Stated goal: Leave out the images; return the rest of the data exactly.

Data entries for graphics
** BEGIN **
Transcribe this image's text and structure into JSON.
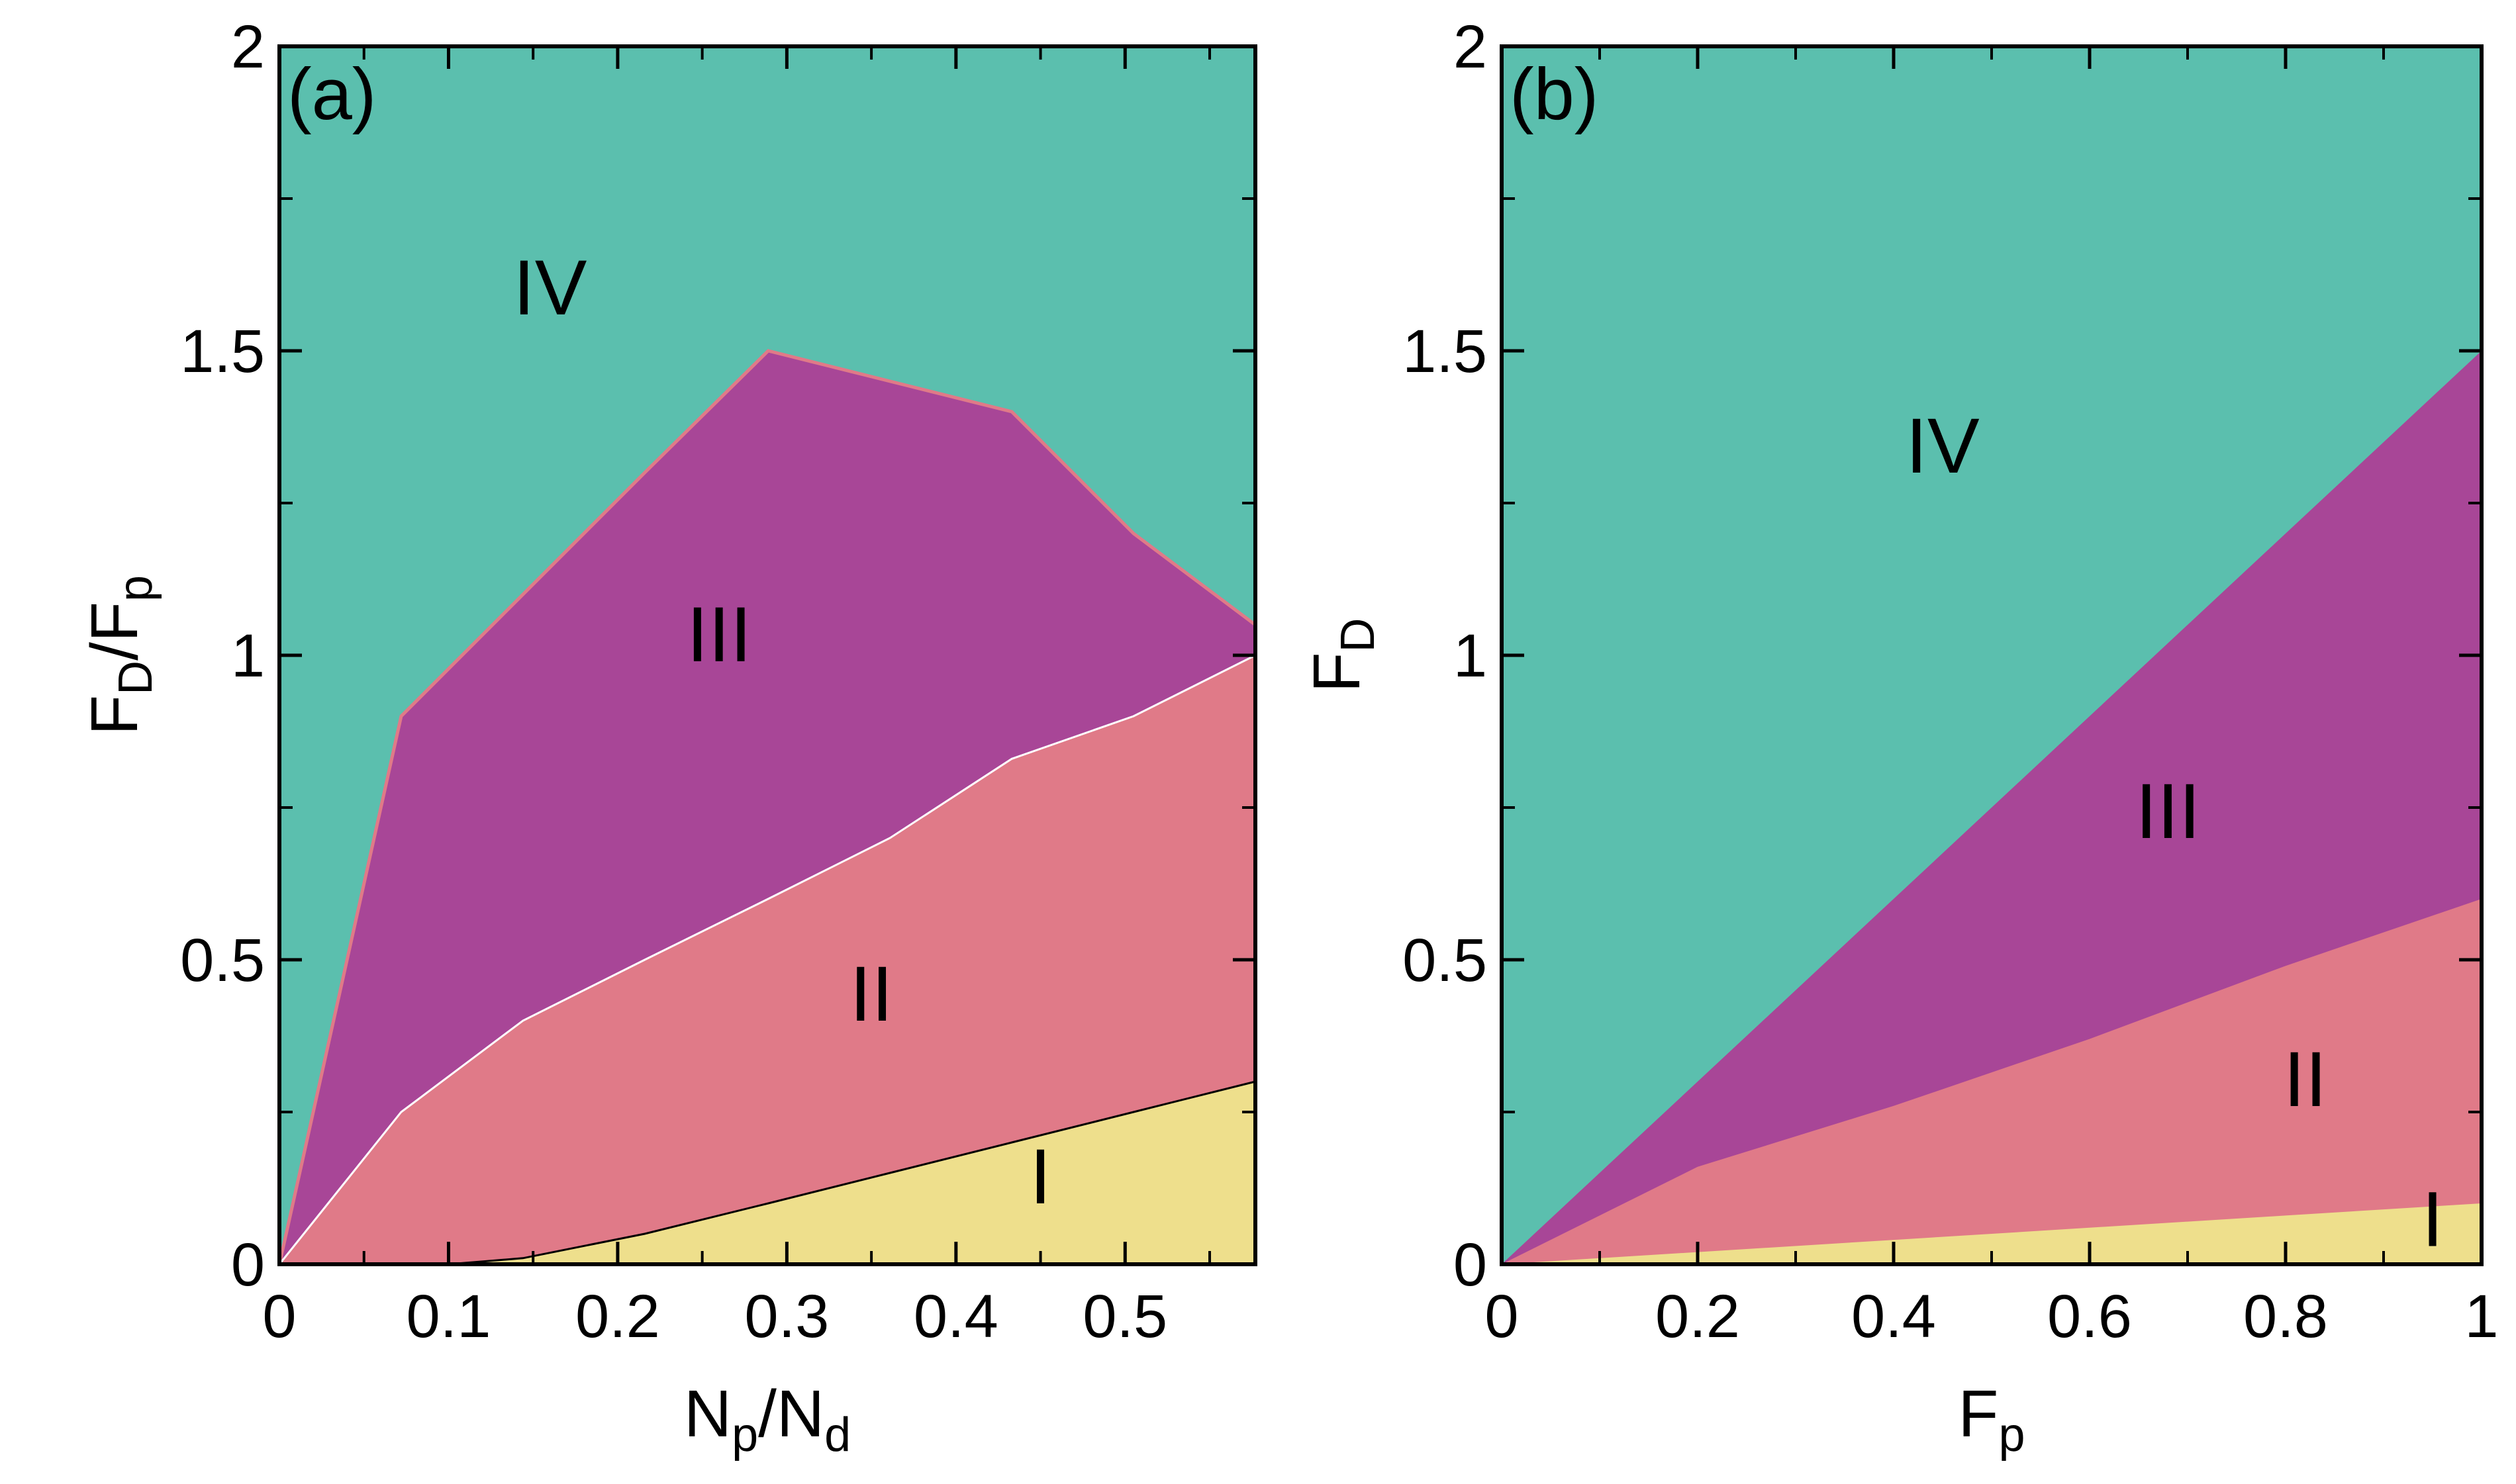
{
  "chart_data": [
    {
      "type": "area",
      "panel_label": "(a)",
      "xlabel": {
        "main1": "N",
        "sub1": "p",
        "mid": "/N",
        "sub2": "d"
      },
      "ylabel": {
        "main1": "F",
        "sub1": "D",
        "mid": "/F",
        "sub2": "p"
      },
      "xlim": [
        0,
        0.577
      ],
      "ylim": [
        0,
        2
      ],
      "xticks": [
        0,
        0.1,
        0.2,
        0.3,
        0.4,
        0.5
      ],
      "xtick_labels": [
        "0",
        "0.1",
        "0.2",
        "0.3",
        "0.4",
        "0.5"
      ],
      "yticks": [
        0,
        0.5,
        1,
        1.5,
        2
      ],
      "ytick_labels": [
        "0",
        "0.5",
        "1",
        "1.5",
        "2"
      ],
      "regions": [
        {
          "name": "IV",
          "color": "#5bbfae",
          "label_at": [
            0.16,
            1.56
          ]
        },
        {
          "name": "III",
          "color": "#a84697",
          "label_at": [
            0.26,
            0.99
          ]
        },
        {
          "name": "II",
          "color": "#e07a88",
          "label_at": [
            0.35,
            0.4
          ]
        },
        {
          "name": "I",
          "color": "#eedf8c",
          "label_at": [
            0.45,
            0.1
          ]
        }
      ],
      "boundaries": {
        "III_IV": {
          "x": [
            0,
            0.072,
            0.144,
            0.216,
            0.289,
            0.361,
            0.433,
            0.505,
            0.577
          ],
          "y": [
            0,
            0.9,
            1.1,
            1.3,
            1.5,
            1.45,
            1.4,
            1.2,
            1.05
          ]
        },
        "II_III": {
          "x": [
            0,
            0.072,
            0.144,
            0.216,
            0.289,
            0.361,
            0.433,
            0.505,
            0.577
          ],
          "y": [
            0,
            0.25,
            0.4,
            0.5,
            0.6,
            0.7,
            0.83,
            0.9,
            1.0
          ]
        },
        "I_II": {
          "x": [
            0.1,
            0.144,
            0.216,
            0.289,
            0.361,
            0.433,
            0.505,
            0.577
          ],
          "y": [
            0,
            0.01,
            0.05,
            0.1,
            0.15,
            0.2,
            0.25,
            0.3
          ]
        }
      }
    },
    {
      "type": "area",
      "panel_label": "(b)",
      "xlabel": {
        "main1": "F",
        "sub1": "p"
      },
      "ylabel": {
        "main1": "F",
        "sub1": "D"
      },
      "xlim": [
        0,
        1
      ],
      "ylim": [
        0,
        2
      ],
      "xticks": [
        0,
        0.2,
        0.4,
        0.6,
        0.8,
        1
      ],
      "xtick_labels": [
        "0",
        "0.2",
        "0.4",
        "0.6",
        "0.8",
        "1"
      ],
      "yticks": [
        0,
        0.5,
        1,
        1.5,
        2
      ],
      "ytick_labels": [
        "0",
        "0.5",
        "1",
        "1.5",
        "2"
      ],
      "regions": [
        {
          "name": "IV",
          "color": "#5bbfae",
          "label_at": [
            0.45,
            1.3
          ]
        },
        {
          "name": "III",
          "color": "#a84697",
          "label_at": [
            0.68,
            0.7
          ]
        },
        {
          "name": "II",
          "color": "#e07a88",
          "label_at": [
            0.82,
            0.26
          ]
        },
        {
          "name": "I",
          "color": "#eedf8c",
          "label_at": [
            0.95,
            0.03
          ]
        }
      ],
      "boundaries": {
        "III_IV": {
          "x": [
            0,
            0.2,
            0.4,
            0.6,
            0.8,
            1.0
          ],
          "y": [
            0,
            0.3,
            0.6,
            0.9,
            1.2,
            1.5
          ]
        },
        "II_III": {
          "x": [
            0,
            0.2,
            0.4,
            0.6,
            0.8,
            1.0
          ],
          "y": [
            0,
            0.16,
            0.26,
            0.37,
            0.49,
            0.6
          ]
        },
        "I_II": {
          "x": [
            0,
            0.2,
            0.4,
            0.6,
            0.8,
            1.0
          ],
          "y": [
            0,
            0.02,
            0.04,
            0.06,
            0.08,
            0.1
          ]
        }
      }
    }
  ]
}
** END **
Answer to the exercise:
Transcribe this image's text and structure into JSON.
{
  "chart_data": [
    {
      "type": "area",
      "panel_label": "(a)",
      "xlabel": {
        "main1": "N",
        "sub1": "p",
        "mid": "/N",
        "sub2": "d"
      },
      "ylabel": {
        "main1": "F",
        "sub1": "D",
        "mid": "/F",
        "sub2": "p"
      },
      "xlim": [
        0,
        0.577
      ],
      "ylim": [
        0,
        2
      ],
      "xticks": [
        0,
        0.1,
        0.2,
        0.3,
        0.4,
        0.5
      ],
      "xtick_labels": [
        "0",
        "0.1",
        "0.2",
        "0.3",
        "0.4",
        "0.5"
      ],
      "yticks": [
        0,
        0.5,
        1,
        1.5,
        2
      ],
      "ytick_labels": [
        "0",
        "0.5",
        "1",
        "1.5",
        "2"
      ],
      "regions": [
        {
          "name": "IV",
          "color": "#5bbfae",
          "label_at": [
            0.16,
            1.56
          ]
        },
        {
          "name": "III",
          "color": "#a84697",
          "label_at": [
            0.26,
            0.99
          ]
        },
        {
          "name": "II",
          "color": "#e07a88",
          "label_at": [
            0.35,
            0.4
          ]
        },
        {
          "name": "I",
          "color": "#eedf8c",
          "label_at": [
            0.45,
            0.1
          ]
        }
      ],
      "boundaries": {
        "III_IV": {
          "x": [
            0,
            0.072,
            0.144,
            0.216,
            0.289,
            0.361,
            0.433,
            0.505,
            0.577
          ],
          "y": [
            0,
            0.9,
            1.1,
            1.3,
            1.5,
            1.45,
            1.4,
            1.2,
            1.05
          ]
        },
        "II_III": {
          "x": [
            0,
            0.072,
            0.144,
            0.216,
            0.289,
            0.361,
            0.433,
            0.505,
            0.577
          ],
          "y": [
            0,
            0.25,
            0.4,
            0.5,
            0.6,
            0.7,
            0.83,
            0.9,
            1.0
          ]
        },
        "I_II": {
          "x": [
            0.1,
            0.144,
            0.216,
            0.289,
            0.361,
            0.433,
            0.505,
            0.577
          ],
          "y": [
            0,
            0.01,
            0.05,
            0.1,
            0.15,
            0.2,
            0.25,
            0.3
          ]
        }
      }
    },
    {
      "type": "area",
      "panel_label": "(b)",
      "xlabel": {
        "main1": "F",
        "sub1": "p"
      },
      "ylabel": {
        "main1": "F",
        "sub1": "D"
      },
      "xlim": [
        0,
        1
      ],
      "ylim": [
        0,
        2
      ],
      "xticks": [
        0,
        0.2,
        0.4,
        0.6,
        0.8,
        1
      ],
      "xtick_labels": [
        "0",
        "0.2",
        "0.4",
        "0.6",
        "0.8",
        "1"
      ],
      "yticks": [
        0,
        0.5,
        1,
        1.5,
        2
      ],
      "ytick_labels": [
        "0",
        "0.5",
        "1",
        "1.5",
        "2"
      ],
      "regions": [
        {
          "name": "IV",
          "color": "#5bbfae",
          "label_at": [
            0.45,
            1.3
          ]
        },
        {
          "name": "III",
          "color": "#a84697",
          "label_at": [
            0.68,
            0.7
          ]
        },
        {
          "name": "II",
          "color": "#e07a88",
          "label_at": [
            0.82,
            0.26
          ]
        },
        {
          "name": "I",
          "color": "#eedf8c",
          "label_at": [
            0.95,
            0.03
          ]
        }
      ],
      "boundaries": {
        "III_IV": {
          "x": [
            0,
            0.2,
            0.4,
            0.6,
            0.8,
            1.0
          ],
          "y": [
            0,
            0.3,
            0.6,
            0.9,
            1.2,
            1.5
          ]
        },
        "II_III": {
          "x": [
            0,
            0.2,
            0.4,
            0.6,
            0.8,
            1.0
          ],
          "y": [
            0,
            0.16,
            0.26,
            0.37,
            0.49,
            0.6
          ]
        },
        "I_II": {
          "x": [
            0,
            0.2,
            0.4,
            0.6,
            0.8,
            1.0
          ],
          "y": [
            0,
            0.02,
            0.04,
            0.06,
            0.08,
            0.1
          ]
        }
      }
    }
  ]
}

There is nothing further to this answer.